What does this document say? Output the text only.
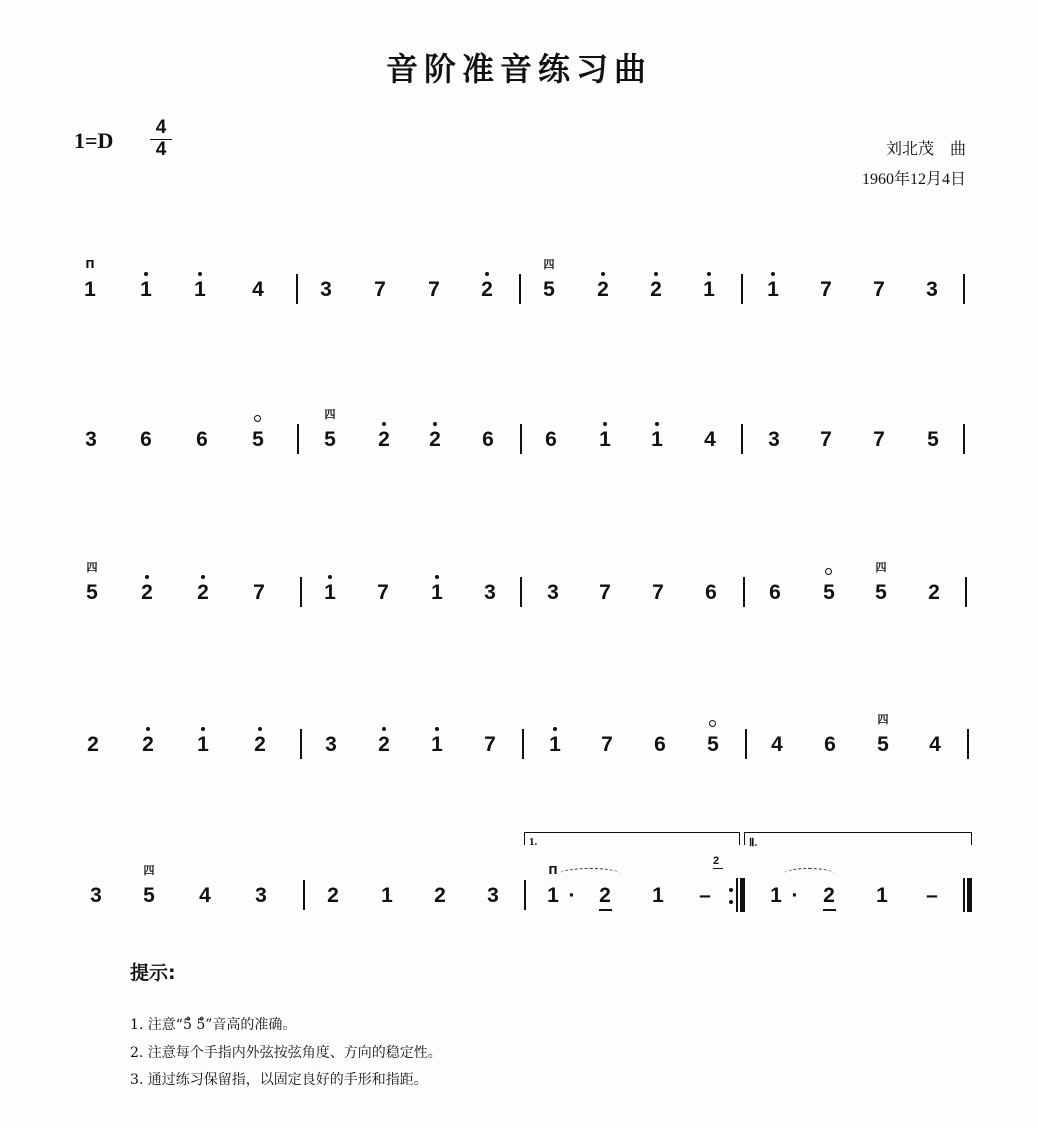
音阶准音练习曲
$1=D \frac{4}{4}$	刘北茂　曲
1960年12月4日
1
П
1	1	4	3	7	7	2	5
四
2	2	1	1	7	7	3
3	6	6	5	5
四
2	2	6	6	1	1	4	3	7	7	5
5
四
2	2	7	1	7	1	3	3	7	7	6	6	5	5
四
2
2	2	1	2	3	2	1	7	1	7	6	5	4	6	5
四
4
3	5
四
4	3	2	1	2	3	1
П
·	2	1	–	1 ·	2	1	–
1.	Ⅱ.
2
提示:
1. 注意“5̊ 5̊”音高的准确。
2. 注意每个手指内外弦按弦角度、方向的稳定性。
3. 通过练习保留指，以固定良好的手形和指距。
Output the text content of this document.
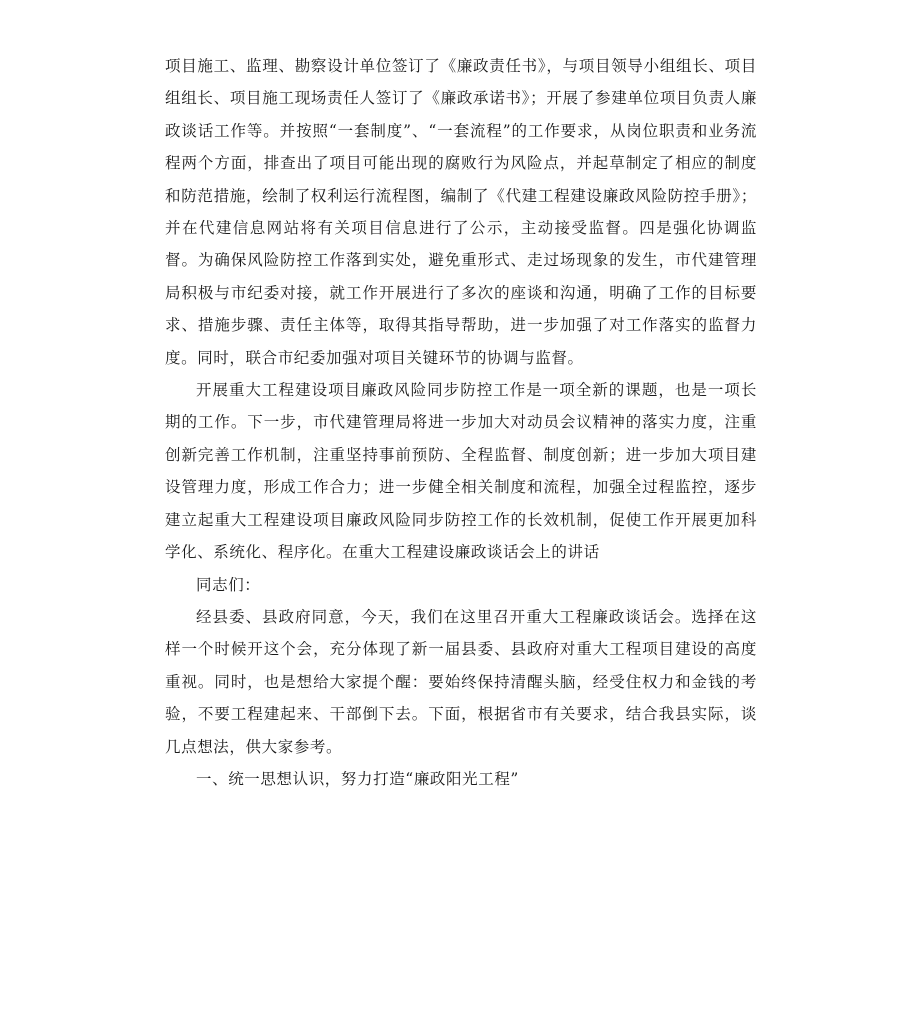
项目施工、监理、勘察设计单位签订了《廉政责任书》，与项目领导小组组长、项目组组长、项目施工现场责任人签订了《廉政承诺书》；开展了参建单位项目负责人廉政谈话工作等。并按照“一套制度”、“一套流程”的工作要求，从岗位职责和业务流程两个方面，排查出了项目可能出现的腐败行为风险点，并起草制定了相应的制度和防范措施，绘制了权利运行流程图，编制了《代建工程建设廉政风险防控手册》；并在代建信息网站将有关项目信息进行了公示，主动接受监督。四是强化协调监督。为确保风险防控工作落到实处，避免重形式、走过场现象的发生，市代建管理局积极与市纪委对接，就工作开展进行了多次的座谈和沟通，明确了工作的目标要求、措施步骤、责任主体等，取得其指导帮助，进一步加强了对工作落实的监督力度。同时，联合市纪委加强对项目关键环节的协调与监督。

开展重大工程建设项目廉政风险同步防控工作是一项全新的课题，也是一项长期的工作。下一步，市代建管理局将进一步加大对动员会议精神的落实力度，注重创新完善工作机制，注重坚持事前预防、全程监督、制度创新；进一步加大项目建设管理力度，形成工作合力；进一步健全相关制度和流程，加强全过程监控，逐步建立起重大工程建设项目廉政风险同步防控工作的长效机制，促使工作开展更加科学化、系统化、程序化。在重大工程建设廉政谈话会上的讲话

同志们：

经县委、县政府同意，今天，我们在这里召开重大工程廉政谈话会。选择在这样一个时候开这个会，充分体现了新一届县委、县政府对重大工程项目建设的高度重视。同时，也是想给大家提个醒：要始终保持清醒头脑，经受住权力和金钱的考验，不要工程建起来、干部倒下去。下面，根据省市有关要求，结合我县实际，谈几点想法，供大家参考。

一、统一思想认识，努力打造“廉政阳光工程”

■ ■ ■ ■

#### [INSTRUCTION]
Extract the run of lines beginning with the line that holds "Output the text content of this document." and ending at the last line of the data, inclusive. Exclude any pictures from the copy.

#### [FINAL RESULT]
Output the text content of this document.
项目施工、监理、勘察设计单位签订了《廉政责任书》，与项目领导小组组长、项目组组长、项目施工现场责任人签订了《廉政承诺书》；开展了参建单位项目负责人廉政谈话工作等。并按照“一套制度”、“一套流程”的工作要求，从岗位职责和业务流程两个方面，排查出了项目可能出现的腐败行为风险点，并起草制定了相应的制度和防范措施，绘制了权利运行流程图，编制了《代建工程建设廉政风险防控手册》；并在代建信息网站将有关项目信息进行了公示，主动接受监督。四是强化协调监督。为确保风险防控工作落到实处，避免重形式、走过场现象的发生，市代建管理局积极与市纪委对接，就工作开展进行了多次的座谈和沟通，明确了工作的目标要求、措施步骤、责任主体等，取得其指导帮助，进一步加强了对工作落实的监督力度。同时，联合市纪委加强对项目关键环节的协调与监督。

开展重大工程建设项目廉政风险同步防控工作是一项全新的课题，也是一项长期的工作。下一步，市代建管理局将进一步加大对动员会议精神的落实力度，注重创新完善工作机制，注重坚持事前预防、全程监督、制度创新；进一步加大项目建设管理力度，形成工作合力；进一步健全相关制度和流程，加强全过程监控，逐步建立起重大工程建设项目廉政风险同步防控工作的长效机制，促使工作开展更加科学化、系统化、程序化。在重大工程建设廉政谈话会上的讲话

同志们：

经县委、县政府同意，今天，我们在这里召开重大工程廉政谈话会。选择在这样一个时候开这个会，充分体现了新一届县委、县政府对重大工程项目建设的高度重视。同时，也是想给大家提个醒：要始终保持清醒头脑，经受住权力和金钱的考验，不要工程建起来、干部倒下去。下面，根据省市有关要求，结合我县实际，谈几点想法，供大家参考。

一、统一思想认识，努力打造“廉政阳光工程”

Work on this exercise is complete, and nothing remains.